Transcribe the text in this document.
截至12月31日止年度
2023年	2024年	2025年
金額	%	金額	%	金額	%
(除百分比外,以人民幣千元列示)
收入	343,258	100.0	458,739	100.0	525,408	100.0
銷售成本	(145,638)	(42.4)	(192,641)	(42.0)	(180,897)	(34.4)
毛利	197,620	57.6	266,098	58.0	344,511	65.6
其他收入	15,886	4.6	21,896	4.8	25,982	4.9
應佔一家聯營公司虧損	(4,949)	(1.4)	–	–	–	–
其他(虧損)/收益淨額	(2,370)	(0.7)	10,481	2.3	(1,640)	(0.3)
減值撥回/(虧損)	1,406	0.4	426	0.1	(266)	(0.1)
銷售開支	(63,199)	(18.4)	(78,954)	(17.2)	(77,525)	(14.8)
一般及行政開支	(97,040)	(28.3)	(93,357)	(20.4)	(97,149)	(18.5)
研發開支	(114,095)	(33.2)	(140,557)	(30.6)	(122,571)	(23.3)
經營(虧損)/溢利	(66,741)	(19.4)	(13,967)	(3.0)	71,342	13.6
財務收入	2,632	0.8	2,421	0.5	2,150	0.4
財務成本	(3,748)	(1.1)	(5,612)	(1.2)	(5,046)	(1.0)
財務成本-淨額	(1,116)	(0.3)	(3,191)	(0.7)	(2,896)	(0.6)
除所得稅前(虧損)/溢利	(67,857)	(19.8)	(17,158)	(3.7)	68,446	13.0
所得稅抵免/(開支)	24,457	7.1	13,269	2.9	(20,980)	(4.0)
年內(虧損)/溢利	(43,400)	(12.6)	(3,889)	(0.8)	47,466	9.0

* _PROBLEM DESCRIPTION_: Only the number is wanted: how many lines in the entries above contain the word "財務成本"?

* _ANSWER TO THIS EXERCISE_: 2